Copy the listing below in full and skip every picture.

## Begin WORKING DATA

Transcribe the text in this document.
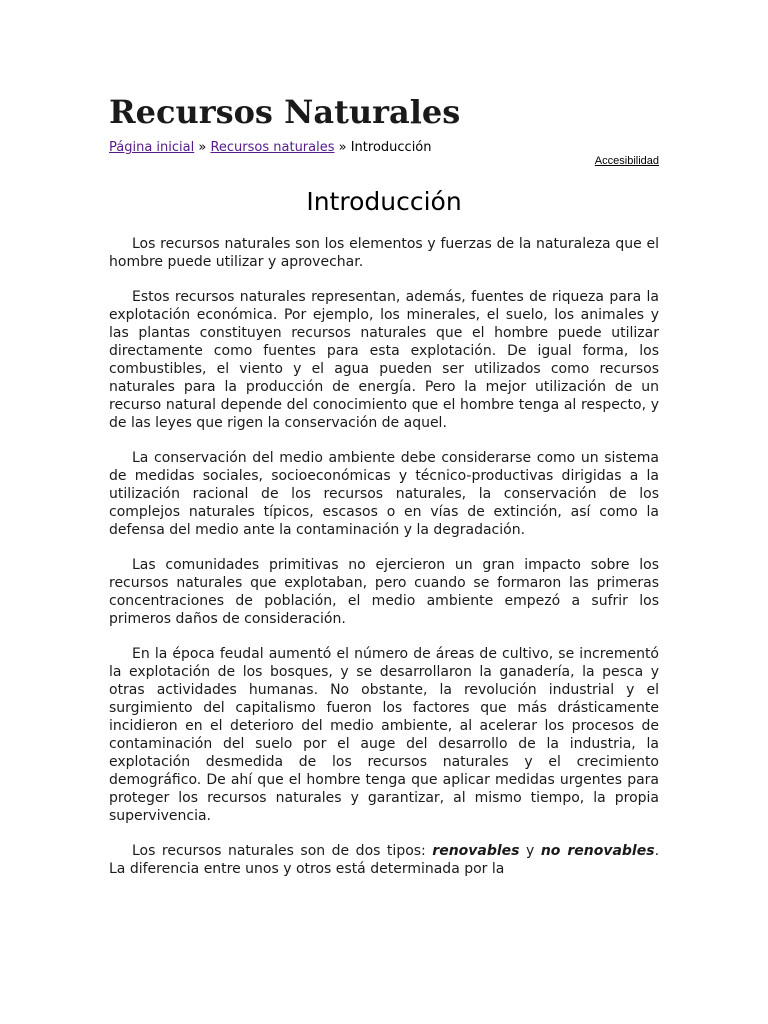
Recursos Naturales
Página inicial » Recursos naturales » Introducción
Accesibilidad
Introducción

Los recursos naturales son los elementos y fuerzas de la naturaleza que el hombre puede utilizar y aprovechar.

Estos recursos naturales representan, además, fuentes de riqueza para la explotación económica. Por ejemplo, los minerales, el suelo, los animales y las plantas constituyen recursos naturales que el hombre puede utilizar directamente como fuentes para esta explotación. De igual forma, los combustibles, el viento y el agua pueden ser utilizados como recursos naturales para la producción de energía. Pero la mejor utilización de un recurso natural depende del conocimiento que el hombre tenga al respecto, y de las leyes que rigen la conservación de aquel.

La conservación del medio ambiente debe considerarse como un sistema de medidas sociales, socioeconómicas y técnico-productivas dirigidas a la utilización racional de los recursos naturales, la conservación de los complejos naturales típicos, escasos o en vías de extinción, así como la defensa del medio ante la contaminación y la degradación.

Las comunidades primitivas no ejercieron un gran impacto sobre los recursos naturales que explotaban, pero cuando se formaron las primeras concentraciones de población, el medio ambiente empezó a sufrir los primeros daños de consideración.

En la época feudal aumentó el número de áreas de cultivo, se incrementó la explotación de los bosques, y se desarrollaron la ganadería, la pesca y otras actividades humanas. No obstante, la revolución industrial y el surgimiento del capitalismo fueron los factores que más drásticamente incidieron en el deterioro del medio ambiente, al acelerar los procesos de contaminación del suelo por el auge del desarrollo de la industria, la explotación desmedida de los recursos naturales y el crecimiento demográfico. De ahí que el hombre tenga que aplicar medidas urgentes para proteger los recursos naturales y garantizar, al mismo tiempo, la propia supervivencia.

Los recursos naturales son de dos tipos: renovables y no renovables. La diferencia entre unos y otros está determinada por la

## End WORKING DATA

## ANSWER IN FULL
Transcribe the text in this document.
Recursos Naturales
Página inicial » Recursos naturales » Introducción
Accesibilidad
Introducción

Los recursos naturales son los elementos y fuerzas de la naturaleza que el hombre puede utilizar y aprovechar.

Estos recursos naturales representan, además, fuentes de riqueza para la explotación económica. Por ejemplo, los minerales, el suelo, los animales y las plantas constituyen recursos naturales que el hombre puede utilizar directamente como fuentes para esta explotación. De igual forma, los combustibles, el viento y el agua pueden ser utilizados como recursos naturales para la producción de energía. Pero la mejor utilización de un recurso natural depende del conocimiento que el hombre tenga al respecto, y de las leyes que rigen la conservación de aquel.

La conservación del medio ambiente debe considerarse como un sistema de medidas sociales, socioeconómicas y técnico-productivas dirigidas a la utilización racional de los recursos naturales, la conservación de los complejos naturales típicos, escasos o en vías de extinción, así como la defensa del medio ante la contaminación y la degradación.

Las comunidades primitivas no ejercieron un gran impacto sobre los recursos naturales que explotaban, pero cuando se formaron las primeras concentraciones de población, el medio ambiente empezó a sufrir los primeros daños de consideración.

En la época feudal aumentó el número de áreas de cultivo, se incrementó la explotación de los bosques, y se desarrollaron la ganadería, la pesca y otras actividades humanas. No obstante, la revolución industrial y el surgimiento del capitalismo fueron los factores que más drásticamente incidieron en el deterioro del medio ambiente, al acelerar los procesos de contaminación del suelo por el auge del desarrollo de la industria, la explotación desmedida de los recursos naturales y el crecimiento demográfico. De ahí que el hombre tenga que aplicar medidas urgentes para proteger los recursos naturales y garantizar, al mismo tiempo, la propia supervivencia.

Los recursos naturales son de dos tipos: renovables y no renovables. La diferencia entre unos y otros está determinada por la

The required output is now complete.